[To do]
Scan the lines below for the word "blossoms". Copy each line you find it in.

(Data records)
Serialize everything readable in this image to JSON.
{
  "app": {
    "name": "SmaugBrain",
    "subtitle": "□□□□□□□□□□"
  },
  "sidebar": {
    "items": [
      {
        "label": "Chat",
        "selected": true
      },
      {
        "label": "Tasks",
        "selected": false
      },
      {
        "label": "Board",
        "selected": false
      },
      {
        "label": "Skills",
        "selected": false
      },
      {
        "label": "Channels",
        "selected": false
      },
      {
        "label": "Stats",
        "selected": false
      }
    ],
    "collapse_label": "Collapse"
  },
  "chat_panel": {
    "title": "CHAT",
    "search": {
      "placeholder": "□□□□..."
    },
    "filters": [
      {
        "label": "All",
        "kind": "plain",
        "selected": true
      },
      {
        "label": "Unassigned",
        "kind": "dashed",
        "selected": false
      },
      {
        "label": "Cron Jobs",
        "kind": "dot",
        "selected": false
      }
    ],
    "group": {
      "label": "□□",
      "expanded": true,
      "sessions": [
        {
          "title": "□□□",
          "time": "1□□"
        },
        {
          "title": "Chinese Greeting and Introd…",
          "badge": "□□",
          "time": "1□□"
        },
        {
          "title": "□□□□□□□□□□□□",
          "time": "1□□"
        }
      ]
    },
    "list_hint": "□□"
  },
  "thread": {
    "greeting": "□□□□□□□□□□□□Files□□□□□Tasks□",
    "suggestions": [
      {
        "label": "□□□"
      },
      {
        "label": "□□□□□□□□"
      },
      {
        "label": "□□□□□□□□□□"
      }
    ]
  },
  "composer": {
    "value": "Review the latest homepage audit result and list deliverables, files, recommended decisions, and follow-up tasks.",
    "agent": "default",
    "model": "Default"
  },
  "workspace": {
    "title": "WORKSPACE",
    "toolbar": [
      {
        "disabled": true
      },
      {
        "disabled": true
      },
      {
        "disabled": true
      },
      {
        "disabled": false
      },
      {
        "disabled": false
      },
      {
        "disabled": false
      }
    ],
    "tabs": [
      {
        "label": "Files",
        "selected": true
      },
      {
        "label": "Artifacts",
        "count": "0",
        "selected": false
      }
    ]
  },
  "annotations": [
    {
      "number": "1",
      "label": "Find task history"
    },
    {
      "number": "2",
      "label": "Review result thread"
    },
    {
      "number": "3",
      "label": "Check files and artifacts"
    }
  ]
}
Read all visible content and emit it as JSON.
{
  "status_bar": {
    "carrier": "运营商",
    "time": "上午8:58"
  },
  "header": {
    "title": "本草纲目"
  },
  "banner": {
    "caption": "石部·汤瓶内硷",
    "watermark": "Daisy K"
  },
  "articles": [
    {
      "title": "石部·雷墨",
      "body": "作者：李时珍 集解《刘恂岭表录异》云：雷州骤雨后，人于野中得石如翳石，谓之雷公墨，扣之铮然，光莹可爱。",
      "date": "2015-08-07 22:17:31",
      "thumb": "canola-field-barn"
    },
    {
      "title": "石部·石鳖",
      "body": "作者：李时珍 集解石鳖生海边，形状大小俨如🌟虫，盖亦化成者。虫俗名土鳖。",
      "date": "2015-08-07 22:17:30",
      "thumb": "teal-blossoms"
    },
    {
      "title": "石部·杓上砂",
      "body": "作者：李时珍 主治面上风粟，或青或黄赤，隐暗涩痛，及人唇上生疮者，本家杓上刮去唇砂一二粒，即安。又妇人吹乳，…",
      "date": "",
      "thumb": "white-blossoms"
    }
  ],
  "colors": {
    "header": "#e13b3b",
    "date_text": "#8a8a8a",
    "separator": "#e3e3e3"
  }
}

[Final result]
      "thumb": "teal-blossoms"
      "thumb": "white-blossoms"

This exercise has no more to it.